» What you are asked to do
Locate the lines of the listing below that hold "color", then copy each of them.

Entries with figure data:
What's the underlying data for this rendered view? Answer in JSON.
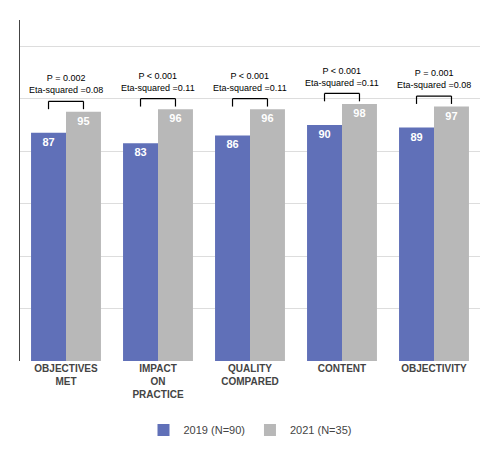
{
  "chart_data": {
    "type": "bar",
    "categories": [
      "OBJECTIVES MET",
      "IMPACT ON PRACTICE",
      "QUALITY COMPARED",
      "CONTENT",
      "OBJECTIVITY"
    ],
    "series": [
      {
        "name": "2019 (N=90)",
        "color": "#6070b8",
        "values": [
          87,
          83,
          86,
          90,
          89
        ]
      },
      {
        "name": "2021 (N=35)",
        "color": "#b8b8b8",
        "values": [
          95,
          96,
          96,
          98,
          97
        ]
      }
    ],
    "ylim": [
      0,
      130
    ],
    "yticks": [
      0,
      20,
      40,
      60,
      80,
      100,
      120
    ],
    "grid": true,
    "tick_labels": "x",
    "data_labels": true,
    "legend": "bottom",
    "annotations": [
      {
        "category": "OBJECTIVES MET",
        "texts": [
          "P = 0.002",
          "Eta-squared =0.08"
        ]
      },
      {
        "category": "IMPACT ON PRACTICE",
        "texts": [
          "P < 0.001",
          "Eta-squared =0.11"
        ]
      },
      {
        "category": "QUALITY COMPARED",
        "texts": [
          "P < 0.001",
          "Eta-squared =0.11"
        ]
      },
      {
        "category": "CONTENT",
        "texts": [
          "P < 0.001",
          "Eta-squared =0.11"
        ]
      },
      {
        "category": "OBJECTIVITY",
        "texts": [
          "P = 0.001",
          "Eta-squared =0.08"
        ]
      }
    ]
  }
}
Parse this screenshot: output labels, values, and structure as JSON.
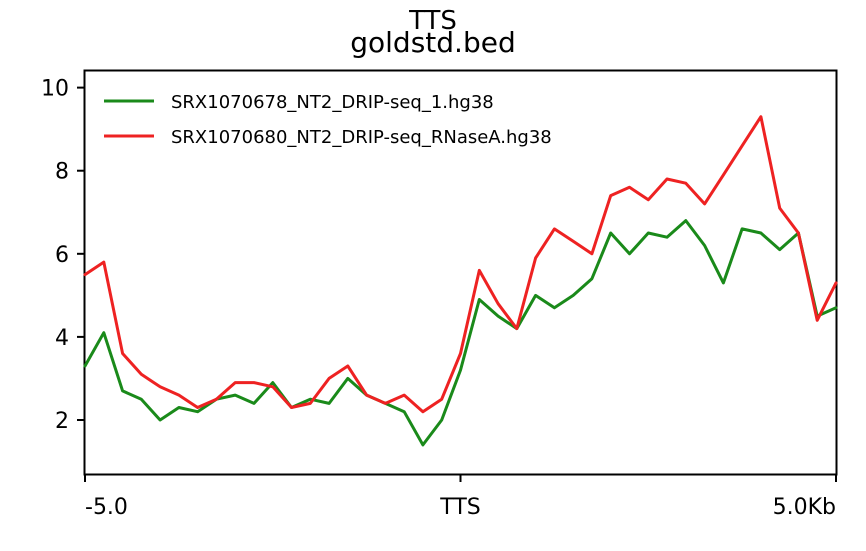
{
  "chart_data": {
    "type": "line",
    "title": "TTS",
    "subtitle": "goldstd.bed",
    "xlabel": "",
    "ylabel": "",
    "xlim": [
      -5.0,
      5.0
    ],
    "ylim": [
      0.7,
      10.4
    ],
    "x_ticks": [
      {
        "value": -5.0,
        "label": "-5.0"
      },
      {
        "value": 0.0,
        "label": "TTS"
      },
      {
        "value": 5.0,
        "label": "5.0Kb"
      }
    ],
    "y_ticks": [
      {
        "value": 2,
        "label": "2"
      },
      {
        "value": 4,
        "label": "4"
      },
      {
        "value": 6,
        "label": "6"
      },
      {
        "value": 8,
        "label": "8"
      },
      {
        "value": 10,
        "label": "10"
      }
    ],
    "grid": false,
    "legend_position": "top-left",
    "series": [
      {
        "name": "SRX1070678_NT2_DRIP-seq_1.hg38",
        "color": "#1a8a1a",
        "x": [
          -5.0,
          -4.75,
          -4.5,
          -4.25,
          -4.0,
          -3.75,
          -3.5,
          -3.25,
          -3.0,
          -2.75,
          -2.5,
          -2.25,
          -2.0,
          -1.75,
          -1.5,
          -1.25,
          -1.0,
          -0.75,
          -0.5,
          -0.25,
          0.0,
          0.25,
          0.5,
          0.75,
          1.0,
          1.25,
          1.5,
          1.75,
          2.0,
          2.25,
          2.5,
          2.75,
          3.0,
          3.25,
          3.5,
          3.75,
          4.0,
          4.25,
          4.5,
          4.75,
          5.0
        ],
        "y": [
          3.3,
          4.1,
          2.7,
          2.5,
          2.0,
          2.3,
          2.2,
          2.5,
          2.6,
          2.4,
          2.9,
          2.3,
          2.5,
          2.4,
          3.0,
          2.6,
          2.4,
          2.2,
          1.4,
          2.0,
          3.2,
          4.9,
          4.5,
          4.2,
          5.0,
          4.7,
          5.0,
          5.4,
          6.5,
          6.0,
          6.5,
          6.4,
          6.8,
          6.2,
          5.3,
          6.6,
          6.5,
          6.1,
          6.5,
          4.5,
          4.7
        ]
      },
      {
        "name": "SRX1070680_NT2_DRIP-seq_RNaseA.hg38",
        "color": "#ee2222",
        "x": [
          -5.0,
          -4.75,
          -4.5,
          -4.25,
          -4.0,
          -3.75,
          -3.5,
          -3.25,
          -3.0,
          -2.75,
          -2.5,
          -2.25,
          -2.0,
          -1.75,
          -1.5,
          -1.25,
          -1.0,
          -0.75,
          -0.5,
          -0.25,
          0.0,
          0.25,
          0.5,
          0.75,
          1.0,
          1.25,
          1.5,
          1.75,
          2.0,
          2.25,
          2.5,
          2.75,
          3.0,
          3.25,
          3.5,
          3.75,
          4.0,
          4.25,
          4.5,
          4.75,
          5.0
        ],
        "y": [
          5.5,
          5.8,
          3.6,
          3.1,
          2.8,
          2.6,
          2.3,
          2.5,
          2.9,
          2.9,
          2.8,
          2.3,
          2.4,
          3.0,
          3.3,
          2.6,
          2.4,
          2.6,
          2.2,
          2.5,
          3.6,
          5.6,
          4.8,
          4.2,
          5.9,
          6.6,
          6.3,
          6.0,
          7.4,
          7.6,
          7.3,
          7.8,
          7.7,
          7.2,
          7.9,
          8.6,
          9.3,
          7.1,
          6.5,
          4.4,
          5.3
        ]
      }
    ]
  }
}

» Correct output
        "color": "#6070b8",
        "color": "#b8b8b8",
        "color": "#1a8a1a",
        "color": "#ee2222",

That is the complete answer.